■ **WHAT IS REQUIRED**: Copy each line in the data that includes the word "verwenden".

(Stored items from a collection)

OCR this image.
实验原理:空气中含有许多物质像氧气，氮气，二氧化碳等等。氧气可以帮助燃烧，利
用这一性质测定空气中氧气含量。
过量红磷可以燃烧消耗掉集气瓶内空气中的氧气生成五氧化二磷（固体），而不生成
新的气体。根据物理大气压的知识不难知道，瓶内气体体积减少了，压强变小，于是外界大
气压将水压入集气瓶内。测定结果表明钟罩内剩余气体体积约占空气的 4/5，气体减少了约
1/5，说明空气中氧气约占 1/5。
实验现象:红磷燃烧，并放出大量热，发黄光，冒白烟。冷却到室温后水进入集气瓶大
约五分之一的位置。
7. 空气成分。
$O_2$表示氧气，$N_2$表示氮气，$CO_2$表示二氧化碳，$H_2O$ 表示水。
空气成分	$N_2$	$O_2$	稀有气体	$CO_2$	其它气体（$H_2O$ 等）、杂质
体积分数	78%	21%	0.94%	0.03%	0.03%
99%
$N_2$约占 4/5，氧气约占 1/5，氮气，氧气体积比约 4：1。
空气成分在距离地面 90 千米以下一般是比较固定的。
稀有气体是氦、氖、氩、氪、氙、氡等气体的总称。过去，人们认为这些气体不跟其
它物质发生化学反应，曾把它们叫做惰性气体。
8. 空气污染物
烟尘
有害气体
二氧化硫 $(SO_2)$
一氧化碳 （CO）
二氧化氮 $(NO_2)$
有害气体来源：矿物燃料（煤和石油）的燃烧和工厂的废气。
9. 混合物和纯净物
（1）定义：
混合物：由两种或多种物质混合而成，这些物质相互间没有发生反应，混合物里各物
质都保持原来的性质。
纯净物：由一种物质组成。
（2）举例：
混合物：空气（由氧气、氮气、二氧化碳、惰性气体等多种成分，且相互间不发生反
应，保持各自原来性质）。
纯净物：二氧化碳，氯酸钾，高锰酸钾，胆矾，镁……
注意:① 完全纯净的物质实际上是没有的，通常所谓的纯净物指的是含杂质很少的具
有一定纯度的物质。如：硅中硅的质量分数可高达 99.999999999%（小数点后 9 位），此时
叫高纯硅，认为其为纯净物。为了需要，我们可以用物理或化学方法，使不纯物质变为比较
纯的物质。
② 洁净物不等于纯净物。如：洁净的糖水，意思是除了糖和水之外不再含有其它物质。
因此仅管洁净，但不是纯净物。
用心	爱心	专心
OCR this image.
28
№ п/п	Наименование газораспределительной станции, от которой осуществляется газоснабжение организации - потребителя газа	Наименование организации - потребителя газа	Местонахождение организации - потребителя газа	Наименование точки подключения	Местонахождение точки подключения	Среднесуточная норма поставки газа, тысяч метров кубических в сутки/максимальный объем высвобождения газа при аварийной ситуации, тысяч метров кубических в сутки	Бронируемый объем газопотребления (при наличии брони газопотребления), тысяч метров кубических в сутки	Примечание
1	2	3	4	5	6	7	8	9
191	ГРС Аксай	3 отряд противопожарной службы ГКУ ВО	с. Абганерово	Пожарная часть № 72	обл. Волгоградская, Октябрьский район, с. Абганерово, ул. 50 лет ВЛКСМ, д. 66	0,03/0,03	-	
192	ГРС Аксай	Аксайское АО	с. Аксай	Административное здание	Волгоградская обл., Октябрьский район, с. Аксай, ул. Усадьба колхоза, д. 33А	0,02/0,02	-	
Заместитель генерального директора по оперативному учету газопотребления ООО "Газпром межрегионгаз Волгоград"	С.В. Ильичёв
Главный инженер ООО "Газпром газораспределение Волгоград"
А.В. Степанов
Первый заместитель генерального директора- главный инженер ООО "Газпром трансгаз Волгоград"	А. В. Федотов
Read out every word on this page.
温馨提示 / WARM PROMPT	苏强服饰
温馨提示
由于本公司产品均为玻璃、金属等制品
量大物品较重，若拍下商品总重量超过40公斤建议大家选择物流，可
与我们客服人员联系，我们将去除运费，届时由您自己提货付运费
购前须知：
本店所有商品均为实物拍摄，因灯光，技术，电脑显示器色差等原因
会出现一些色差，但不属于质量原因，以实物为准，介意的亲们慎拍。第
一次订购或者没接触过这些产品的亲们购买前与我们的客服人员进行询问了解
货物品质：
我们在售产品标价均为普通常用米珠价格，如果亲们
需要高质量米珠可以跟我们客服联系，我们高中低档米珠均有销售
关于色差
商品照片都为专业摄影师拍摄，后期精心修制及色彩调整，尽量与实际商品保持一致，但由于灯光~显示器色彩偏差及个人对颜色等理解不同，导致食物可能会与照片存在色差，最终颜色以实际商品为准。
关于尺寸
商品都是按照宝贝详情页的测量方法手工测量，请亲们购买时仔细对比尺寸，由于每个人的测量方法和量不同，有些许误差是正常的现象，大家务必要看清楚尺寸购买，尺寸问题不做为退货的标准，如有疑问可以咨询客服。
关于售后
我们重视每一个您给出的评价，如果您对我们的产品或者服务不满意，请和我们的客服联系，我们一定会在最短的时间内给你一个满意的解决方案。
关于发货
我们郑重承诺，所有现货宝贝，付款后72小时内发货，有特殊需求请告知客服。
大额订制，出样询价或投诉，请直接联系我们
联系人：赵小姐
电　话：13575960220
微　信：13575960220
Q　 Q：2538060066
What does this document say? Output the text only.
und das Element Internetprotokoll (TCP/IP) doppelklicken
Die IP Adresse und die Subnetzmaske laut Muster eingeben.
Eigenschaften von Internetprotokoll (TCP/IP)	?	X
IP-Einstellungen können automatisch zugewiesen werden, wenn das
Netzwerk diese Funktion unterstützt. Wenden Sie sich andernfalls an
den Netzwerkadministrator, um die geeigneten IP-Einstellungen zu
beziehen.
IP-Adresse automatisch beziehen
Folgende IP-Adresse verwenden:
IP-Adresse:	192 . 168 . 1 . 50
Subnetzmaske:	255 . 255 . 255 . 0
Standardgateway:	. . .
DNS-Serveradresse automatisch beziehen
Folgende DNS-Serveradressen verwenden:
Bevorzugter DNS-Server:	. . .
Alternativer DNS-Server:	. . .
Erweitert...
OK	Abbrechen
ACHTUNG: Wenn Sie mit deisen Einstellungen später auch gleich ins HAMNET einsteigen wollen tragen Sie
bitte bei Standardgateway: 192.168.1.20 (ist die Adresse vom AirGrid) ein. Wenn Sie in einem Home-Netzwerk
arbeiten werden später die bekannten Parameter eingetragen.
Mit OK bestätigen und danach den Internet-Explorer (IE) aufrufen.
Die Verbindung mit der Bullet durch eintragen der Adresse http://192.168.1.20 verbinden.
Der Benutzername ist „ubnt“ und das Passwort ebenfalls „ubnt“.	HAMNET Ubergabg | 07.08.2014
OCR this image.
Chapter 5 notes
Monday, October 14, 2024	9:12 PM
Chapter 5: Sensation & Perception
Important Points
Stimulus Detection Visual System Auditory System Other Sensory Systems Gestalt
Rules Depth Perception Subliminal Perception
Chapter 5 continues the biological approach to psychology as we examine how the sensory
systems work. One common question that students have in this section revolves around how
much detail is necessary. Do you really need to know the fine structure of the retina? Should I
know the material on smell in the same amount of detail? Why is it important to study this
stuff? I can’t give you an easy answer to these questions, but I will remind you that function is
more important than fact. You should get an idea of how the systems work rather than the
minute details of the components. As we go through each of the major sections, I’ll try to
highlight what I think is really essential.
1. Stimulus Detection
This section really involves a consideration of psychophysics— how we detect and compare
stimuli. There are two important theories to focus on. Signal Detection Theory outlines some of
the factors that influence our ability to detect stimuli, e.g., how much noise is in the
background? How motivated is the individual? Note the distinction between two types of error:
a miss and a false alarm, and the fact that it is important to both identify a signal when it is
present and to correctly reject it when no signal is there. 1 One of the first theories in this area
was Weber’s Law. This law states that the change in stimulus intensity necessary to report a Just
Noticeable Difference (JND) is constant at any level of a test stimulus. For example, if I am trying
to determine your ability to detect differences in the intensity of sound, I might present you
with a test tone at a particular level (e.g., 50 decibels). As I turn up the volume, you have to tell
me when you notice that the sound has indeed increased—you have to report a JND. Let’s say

■ **OUTPUT FOR THIS EXERCISE**:
Folgende IP-Adresse verwenden:
Folgende DNS-Serveradressen verwenden:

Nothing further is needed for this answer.